Instruction: Output all of the records exactly as written.

Raw records:
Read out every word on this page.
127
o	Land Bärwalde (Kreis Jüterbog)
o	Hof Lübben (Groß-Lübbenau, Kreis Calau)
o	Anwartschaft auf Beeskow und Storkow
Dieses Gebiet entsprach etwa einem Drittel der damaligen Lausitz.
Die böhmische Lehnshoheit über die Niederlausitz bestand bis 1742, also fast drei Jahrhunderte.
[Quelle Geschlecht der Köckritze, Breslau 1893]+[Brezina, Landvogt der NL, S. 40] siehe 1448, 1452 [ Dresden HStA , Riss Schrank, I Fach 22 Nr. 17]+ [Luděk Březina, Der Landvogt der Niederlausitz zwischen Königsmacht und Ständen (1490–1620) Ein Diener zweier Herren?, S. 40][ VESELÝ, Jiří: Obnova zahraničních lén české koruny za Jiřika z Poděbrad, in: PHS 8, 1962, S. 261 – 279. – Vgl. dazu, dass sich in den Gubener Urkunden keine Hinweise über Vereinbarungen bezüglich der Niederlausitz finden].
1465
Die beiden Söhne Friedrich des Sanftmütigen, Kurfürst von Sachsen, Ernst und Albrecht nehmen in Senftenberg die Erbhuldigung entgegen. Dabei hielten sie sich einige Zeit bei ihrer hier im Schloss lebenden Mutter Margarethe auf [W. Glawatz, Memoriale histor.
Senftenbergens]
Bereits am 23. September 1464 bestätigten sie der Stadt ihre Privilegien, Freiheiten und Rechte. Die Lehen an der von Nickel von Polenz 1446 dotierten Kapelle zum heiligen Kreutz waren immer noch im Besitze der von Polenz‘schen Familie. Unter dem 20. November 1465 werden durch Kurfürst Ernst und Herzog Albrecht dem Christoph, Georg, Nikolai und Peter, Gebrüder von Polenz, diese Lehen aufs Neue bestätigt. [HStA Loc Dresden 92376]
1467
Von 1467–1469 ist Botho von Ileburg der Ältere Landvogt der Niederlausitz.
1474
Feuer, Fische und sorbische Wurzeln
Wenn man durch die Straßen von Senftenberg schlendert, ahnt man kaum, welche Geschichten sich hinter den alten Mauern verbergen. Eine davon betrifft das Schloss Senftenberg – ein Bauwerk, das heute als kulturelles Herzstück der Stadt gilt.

The result:
Read out every word on this page.
127
o	Land Bärwalde (Kreis Jüterbog)
o	Hof Lübben (Groß-Lübbenau, Kreis Calau)
o	Anwartschaft auf Beeskow und Storkow
Dieses Gebiet entsprach etwa einem Drittel der damaligen Lausitz.
Die böhmische Lehnshoheit über die Niederlausitz bestand bis 1742, also fast drei Jahrhunderte.
[Quelle Geschlecht der Köckritze, Breslau 1893]+[Brezina, Landvogt der NL, S. 40] siehe 1448, 1452 [ Dresden HStA , Riss Schrank, I Fach 22 Nr. 17]+ [Luděk Březina, Der Landvogt der Niederlausitz zwischen Königsmacht und Ständen (1490–1620) Ein Diener zweier Herren?, S. 40][ VESELÝ, Jiří: Obnova zahraničních lén české koruny za Jiřika z Poděbrad, in: PHS 8, 1962, S. 261 – 279. – Vgl. dazu, dass sich in den Gubener Urkunden keine Hinweise über Vereinbarungen bezüglich der Niederlausitz finden].
1465
Die beiden Söhne Friedrich des Sanftmütigen, Kurfürst von Sachsen, Ernst und Albrecht nehmen in Senftenberg die Erbhuldigung entgegen. Dabei hielten sie sich einige Zeit bei ihrer hier im Schloss lebenden Mutter Margarethe auf [W. Glawatz, Memoriale histor.
Senftenbergens]
Bereits am 23. September 1464 bestätigten sie der Stadt ihre Privilegien, Freiheiten und Rechte. Die Lehen an der von Nickel von Polenz 1446 dotierten Kapelle zum heiligen Kreutz waren immer noch im Besitze der von Polenz‘schen Familie. Unter dem 20. November 1465 werden durch Kurfürst Ernst und Herzog Albrecht dem Christoph, Georg, Nikolai und Peter, Gebrüder von Polenz, diese Lehen aufs Neue bestätigt. [HStA Loc Dresden 92376]
1467
Von 1467–1469 ist Botho von Ileburg der Ältere Landvogt der Niederlausitz.
1474
Feuer, Fische und sorbische Wurzeln
Wenn man durch die Straßen von Senftenberg schlendert, ahnt man kaum, welche Geschichten sich hinter den alten Mauern verbergen. Eine davon betrifft das Schloss Senftenberg – ein Bauwerk, das heute als kulturelles Herzstück der Stadt gilt.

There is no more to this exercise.